Dataset entries
(begin)

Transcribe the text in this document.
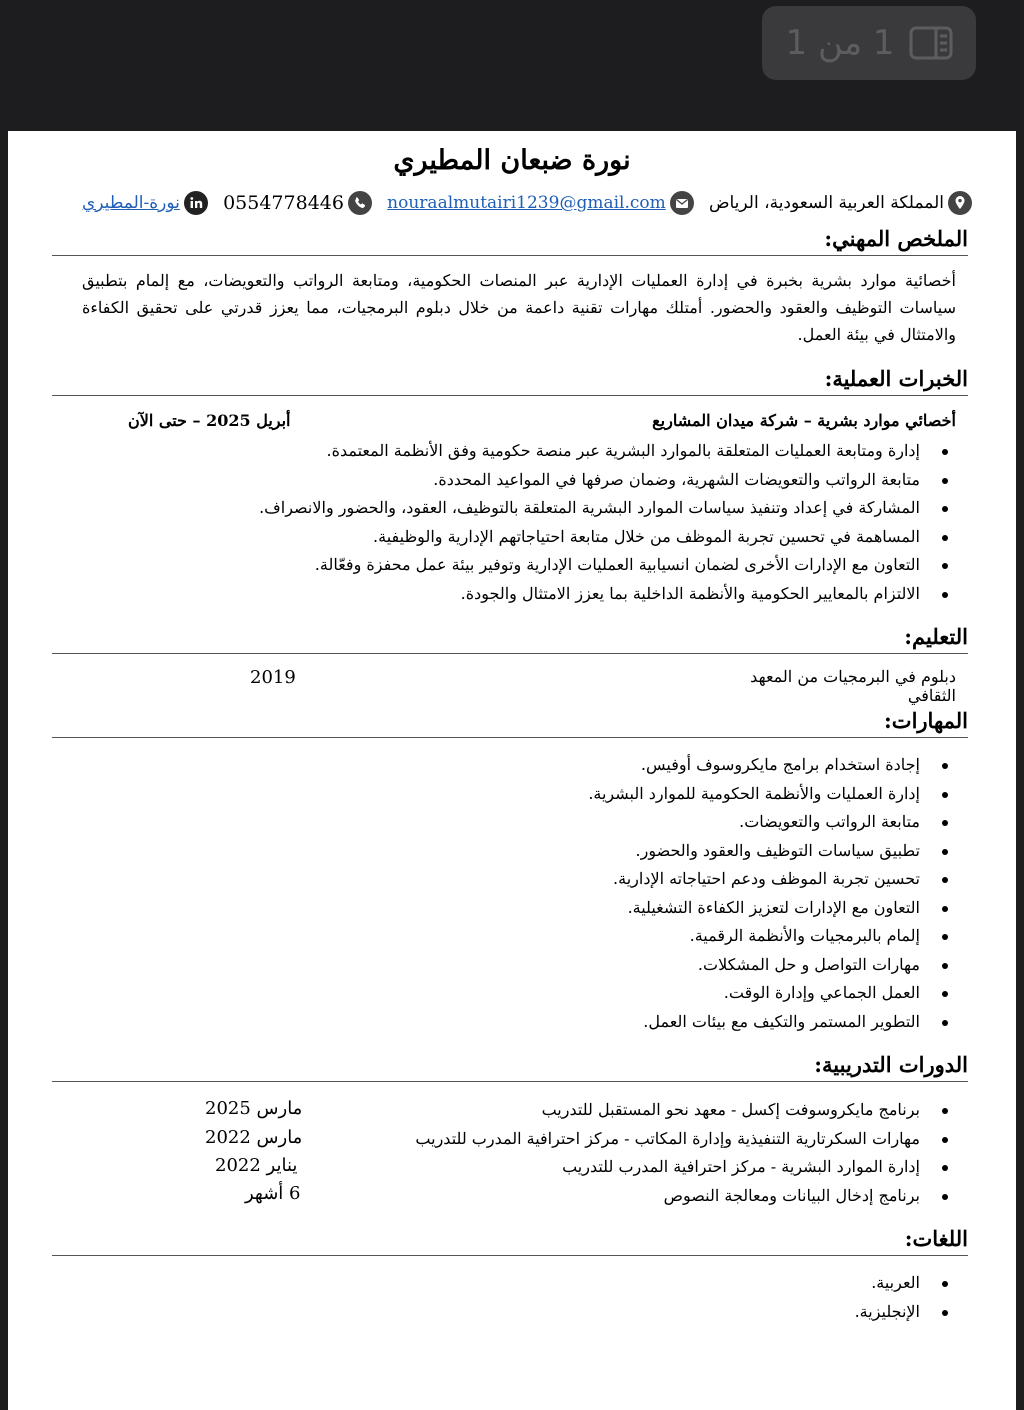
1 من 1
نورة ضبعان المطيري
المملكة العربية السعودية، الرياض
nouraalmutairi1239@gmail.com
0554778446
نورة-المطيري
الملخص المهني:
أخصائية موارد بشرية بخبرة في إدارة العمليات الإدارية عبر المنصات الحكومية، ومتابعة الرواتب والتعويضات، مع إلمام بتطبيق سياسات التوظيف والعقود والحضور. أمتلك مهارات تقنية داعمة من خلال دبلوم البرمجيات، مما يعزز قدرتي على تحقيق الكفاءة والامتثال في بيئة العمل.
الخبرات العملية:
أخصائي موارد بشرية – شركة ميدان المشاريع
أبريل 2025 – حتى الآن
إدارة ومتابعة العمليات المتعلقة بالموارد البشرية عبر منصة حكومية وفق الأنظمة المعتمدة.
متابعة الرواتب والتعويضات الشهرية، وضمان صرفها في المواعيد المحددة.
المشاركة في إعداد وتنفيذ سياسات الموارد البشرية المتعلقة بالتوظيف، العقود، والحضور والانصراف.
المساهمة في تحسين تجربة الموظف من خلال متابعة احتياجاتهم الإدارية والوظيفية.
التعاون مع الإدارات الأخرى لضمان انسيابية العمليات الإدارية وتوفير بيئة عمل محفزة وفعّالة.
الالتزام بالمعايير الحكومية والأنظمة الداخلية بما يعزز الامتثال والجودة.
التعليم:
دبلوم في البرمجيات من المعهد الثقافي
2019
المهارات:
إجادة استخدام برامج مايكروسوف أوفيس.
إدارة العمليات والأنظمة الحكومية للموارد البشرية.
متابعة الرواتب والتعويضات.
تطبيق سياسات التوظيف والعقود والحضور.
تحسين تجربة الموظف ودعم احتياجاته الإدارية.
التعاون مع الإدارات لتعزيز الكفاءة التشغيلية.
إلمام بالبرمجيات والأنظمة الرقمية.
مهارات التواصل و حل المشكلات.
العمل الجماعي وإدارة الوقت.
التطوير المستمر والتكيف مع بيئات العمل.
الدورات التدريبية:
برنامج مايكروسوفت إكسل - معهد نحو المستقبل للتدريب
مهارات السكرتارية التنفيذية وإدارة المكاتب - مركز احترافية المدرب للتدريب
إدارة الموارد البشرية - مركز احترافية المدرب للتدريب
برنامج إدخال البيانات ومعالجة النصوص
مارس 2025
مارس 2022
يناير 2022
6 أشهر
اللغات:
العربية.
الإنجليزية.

(end)

= Task statement =
Select and copy every line from the records that includes the word "والعقود".

= Expected answer =
أخصائية موارد بشرية بخبرة في إدارة العمليات الإدارية عبر المنصات الحكومية، ومتابعة الرواتب والتعويضات، مع إلمام بتطبيق سياسات التوظيف والعقود والحضور. أمتلك مهارات تقنية داعمة من خلال دبلوم البرمجيات، مما يعزز قدرتي على تحقيق الكفاءة والامتثال في بيئة العمل.
تطبيق سياسات التوظيف والعقود والحضور.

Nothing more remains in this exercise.